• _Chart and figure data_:
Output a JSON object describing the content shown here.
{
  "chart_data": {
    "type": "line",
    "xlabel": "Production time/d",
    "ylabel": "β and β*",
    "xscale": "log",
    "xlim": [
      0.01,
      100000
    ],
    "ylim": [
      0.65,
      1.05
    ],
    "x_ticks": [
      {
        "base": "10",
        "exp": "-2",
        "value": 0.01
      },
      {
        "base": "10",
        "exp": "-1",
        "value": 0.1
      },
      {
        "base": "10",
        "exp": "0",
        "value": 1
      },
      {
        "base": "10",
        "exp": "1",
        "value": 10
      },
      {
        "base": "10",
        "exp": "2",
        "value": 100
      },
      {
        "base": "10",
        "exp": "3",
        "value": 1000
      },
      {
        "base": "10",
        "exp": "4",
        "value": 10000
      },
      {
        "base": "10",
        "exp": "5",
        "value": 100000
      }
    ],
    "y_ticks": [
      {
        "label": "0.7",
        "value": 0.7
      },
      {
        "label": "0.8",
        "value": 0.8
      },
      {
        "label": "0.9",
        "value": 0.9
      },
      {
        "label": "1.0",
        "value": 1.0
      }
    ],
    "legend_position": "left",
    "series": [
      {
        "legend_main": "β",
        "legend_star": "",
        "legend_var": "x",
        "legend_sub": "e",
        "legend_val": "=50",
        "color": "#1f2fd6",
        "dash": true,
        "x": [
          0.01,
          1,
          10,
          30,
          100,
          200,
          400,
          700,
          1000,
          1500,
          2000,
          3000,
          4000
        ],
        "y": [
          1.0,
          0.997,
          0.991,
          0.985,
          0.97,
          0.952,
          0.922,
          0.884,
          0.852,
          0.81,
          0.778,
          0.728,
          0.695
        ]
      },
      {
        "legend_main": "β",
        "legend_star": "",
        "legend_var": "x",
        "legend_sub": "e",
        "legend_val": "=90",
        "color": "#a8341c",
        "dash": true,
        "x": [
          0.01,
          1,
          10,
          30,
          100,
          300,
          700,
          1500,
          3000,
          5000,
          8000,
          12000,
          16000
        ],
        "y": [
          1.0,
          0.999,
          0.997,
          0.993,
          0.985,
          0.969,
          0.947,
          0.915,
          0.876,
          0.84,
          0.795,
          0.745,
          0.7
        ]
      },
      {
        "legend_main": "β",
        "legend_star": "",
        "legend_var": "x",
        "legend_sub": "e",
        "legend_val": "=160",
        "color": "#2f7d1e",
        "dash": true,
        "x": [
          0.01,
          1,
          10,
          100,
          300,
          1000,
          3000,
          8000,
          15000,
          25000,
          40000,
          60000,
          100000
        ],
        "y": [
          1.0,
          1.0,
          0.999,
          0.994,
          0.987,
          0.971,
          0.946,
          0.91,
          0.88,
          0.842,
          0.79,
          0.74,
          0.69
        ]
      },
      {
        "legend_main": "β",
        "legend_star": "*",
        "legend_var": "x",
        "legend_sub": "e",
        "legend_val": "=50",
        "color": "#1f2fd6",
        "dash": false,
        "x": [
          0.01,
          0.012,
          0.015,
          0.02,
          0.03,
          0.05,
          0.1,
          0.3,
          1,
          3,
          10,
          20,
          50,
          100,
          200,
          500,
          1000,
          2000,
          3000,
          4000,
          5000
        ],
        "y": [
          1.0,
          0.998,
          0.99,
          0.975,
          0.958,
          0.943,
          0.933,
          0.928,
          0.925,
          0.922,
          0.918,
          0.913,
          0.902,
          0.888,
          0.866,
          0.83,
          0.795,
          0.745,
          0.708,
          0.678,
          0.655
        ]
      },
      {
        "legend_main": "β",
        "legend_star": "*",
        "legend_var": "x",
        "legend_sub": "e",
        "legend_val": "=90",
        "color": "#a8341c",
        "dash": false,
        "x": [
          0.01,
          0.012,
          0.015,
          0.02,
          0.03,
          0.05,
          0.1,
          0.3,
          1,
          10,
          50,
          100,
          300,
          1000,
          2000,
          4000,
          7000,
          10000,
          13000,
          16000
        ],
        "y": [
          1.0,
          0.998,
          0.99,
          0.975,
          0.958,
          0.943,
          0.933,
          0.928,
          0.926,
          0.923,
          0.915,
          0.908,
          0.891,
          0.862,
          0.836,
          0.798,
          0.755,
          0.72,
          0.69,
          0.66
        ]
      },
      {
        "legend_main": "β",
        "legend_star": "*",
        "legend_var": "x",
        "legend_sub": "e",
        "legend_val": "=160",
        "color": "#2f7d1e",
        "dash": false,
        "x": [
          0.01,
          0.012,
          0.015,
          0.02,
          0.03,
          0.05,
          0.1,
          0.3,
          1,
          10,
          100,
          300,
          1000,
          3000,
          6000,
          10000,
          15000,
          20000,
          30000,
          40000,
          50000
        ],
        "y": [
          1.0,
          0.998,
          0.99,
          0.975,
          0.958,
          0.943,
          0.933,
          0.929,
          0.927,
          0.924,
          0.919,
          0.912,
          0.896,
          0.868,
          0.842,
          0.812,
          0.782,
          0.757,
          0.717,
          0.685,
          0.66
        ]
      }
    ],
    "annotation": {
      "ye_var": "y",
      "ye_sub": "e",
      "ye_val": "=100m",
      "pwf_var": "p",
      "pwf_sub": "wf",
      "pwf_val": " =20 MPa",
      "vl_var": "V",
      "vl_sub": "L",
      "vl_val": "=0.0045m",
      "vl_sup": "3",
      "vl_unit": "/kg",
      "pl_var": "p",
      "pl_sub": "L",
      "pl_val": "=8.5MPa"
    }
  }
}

• _PROBLEM TO SOLVE_:
Copy out all the entries shown above, character for character.

• _EXPECTED ANSWER_:
Output a JSON object describing the content shown here.
{
  "chart_data": {
    "type": "line",
    "xlabel": "Production time/d",
    "ylabel": "β and β*",
    "xscale": "log",
    "xlim": [
      0.01,
      100000
    ],
    "ylim": [
      0.65,
      1.05
    ],
    "x_ticks": [
      {
        "base": "10",
        "exp": "-2",
        "value": 0.01
      },
      {
        "base": "10",
        "exp": "-1",
        "value": 0.1
      },
      {
        "base": "10",
        "exp": "0",
        "value": 1
      },
      {
        "base": "10",
        "exp": "1",
        "value": 10
      },
      {
        "base": "10",
        "exp": "2",
        "value": 100
      },
      {
        "base": "10",
        "exp": "3",
        "value": 1000
      },
      {
        "base": "10",
        "exp": "4",
        "value": 10000
      },
      {
        "base": "10",
        "exp": "5",
        "value": 100000
      }
    ],
    "y_ticks": [
      {
        "label": "0.7",
        "value": 0.7
      },
      {
        "label": "0.8",
        "value": 0.8
      },
      {
        "label": "0.9",
        "value": 0.9
      },
      {
        "label": "1.0",
        "value": 1.0
      }
    ],
    "legend_position": "left",
    "series": [
      {
        "legend_main": "β",
        "legend_star": "",
        "legend_var": "x",
        "legend_sub": "e",
        "legend_val": "=50",
        "color": "#1f2fd6",
        "dash": true,
        "x": [
          0.01,
          1,
          10,
          30,
          100,
          200,
          400,
          700,
          1000,
          1500,
          2000,
          3000,
          4000
        ],
        "y": [
          1.0,
          0.997,
          0.991,
          0.985,
          0.97,
          0.952,
          0.922,
          0.884,
          0.852,
          0.81,
          0.778,
          0.728,
          0.695
        ]
      },
      {
        "legend_main": "β",
        "legend_star": "",
        "legend_var": "x",
        "legend_sub": "e",
        "legend_val": "=90",
        "color": "#a8341c",
        "dash": true,
        "x": [
          0.01,
          1,
          10,
          30,
          100,
          300,
          700,
          1500,
          3000,
          5000,
          8000,
          12000,
          16000
        ],
        "y": [
          1.0,
          0.999,
          0.997,
          0.993,
          0.985,
          0.969,
          0.947,
          0.915,
          0.876,
          0.84,
          0.795,
          0.745,
          0.7
        ]
      },
      {
        "legend_main": "β",
        "legend_star": "",
        "legend_var": "x",
        "legend_sub": "e",
        "legend_val": "=160",
        "color": "#2f7d1e",
        "dash": true,
        "x": [
          0.01,
          1,
          10,
          100,
          300,
          1000,
          3000,
          8000,
          15000,
          25000,
          40000,
          60000,
          100000
        ],
        "y": [
          1.0,
          1.0,
          0.999,
          0.994,
          0.987,
          0.971,
          0.946,
          0.91,
          0.88,
          0.842,
          0.79,
          0.74,
          0.69
        ]
      },
      {
        "legend_main": "β",
        "legend_star": "*",
        "legend_var": "x",
        "legend_sub": "e",
        "legend_val": "=50",
        "color": "#1f2fd6",
        "dash": false,
        "x": [
          0.01,
          0.012,
          0.015,
          0.02,
          0.03,
          0.05,
          0.1,
          0.3,
          1,
          3,
          10,
          20,
          50,
          100,
          200,
          500,
          1000,
          2000,
          3000,
          4000,
          5000
        ],
        "y": [
          1.0,
          0.998,
          0.99,
          0.975,
          0.958,
          0.943,
          0.933,
          0.928,
          0.925,
          0.922,
          0.918,
          0.913,
          0.902,
          0.888,
          0.866,
          0.83,
          0.795,
          0.745,
          0.708,
          0.678,
          0.655
        ]
      },
      {
        "legend_main": "β",
        "legend_star": "*",
        "legend_var": "x",
        "legend_sub": "e",
        "legend_val": "=90",
        "color": "#a8341c",
        "dash": false,
        "x": [
          0.01,
          0.012,
          0.015,
          0.02,
          0.03,
          0.05,
          0.1,
          0.3,
          1,
          10,
          50,
          100,
          300,
          1000,
          2000,
          4000,
          7000,
          10000,
          13000,
          16000
        ],
        "y": [
          1.0,
          0.998,
          0.99,
          0.975,
          0.958,
          0.943,
          0.933,
          0.928,
          0.926,
          0.923,
          0.915,
          0.908,
          0.891,
          0.862,
          0.836,
          0.798,
          0.755,
          0.72,
          0.69,
          0.66
        ]
      },
      {
        "legend_main": "β",
        "legend_star": "*",
        "legend_var": "x",
        "legend_sub": "e",
        "legend_val": "=160",
        "color": "#2f7d1e",
        "dash": false,
        "x": [
          0.01,
          0.012,
          0.015,
          0.02,
          0.03,
          0.05,
          0.1,
          0.3,
          1,
          10,
          100,
          300,
          1000,
          3000,
          6000,
          10000,
          15000,
          20000,
          30000,
          40000,
          50000
        ],
        "y": [
          1.0,
          0.998,
          0.99,
          0.975,
          0.958,
          0.943,
          0.933,
          0.929,
          0.927,
          0.924,
          0.919,
          0.912,
          0.896,
          0.868,
          0.842,
          0.812,
          0.782,
          0.757,
          0.717,
          0.685,
          0.66
        ]
      }
    ],
    "annotation": {
      "ye_var": "y",
      "ye_sub": "e",
      "ye_val": "=100m",
      "pwf_var": "p",
      "pwf_sub": "wf",
      "pwf_val": " =20 MPa",
      "vl_var": "V",
      "vl_sub": "L",
      "vl_val": "=0.0045m",
      "vl_sup": "3",
      "vl_unit": "/kg",
      "pl_var": "p",
      "pl_sub": "L",
      "pl_val": "=8.5MPa"
    }
  }
}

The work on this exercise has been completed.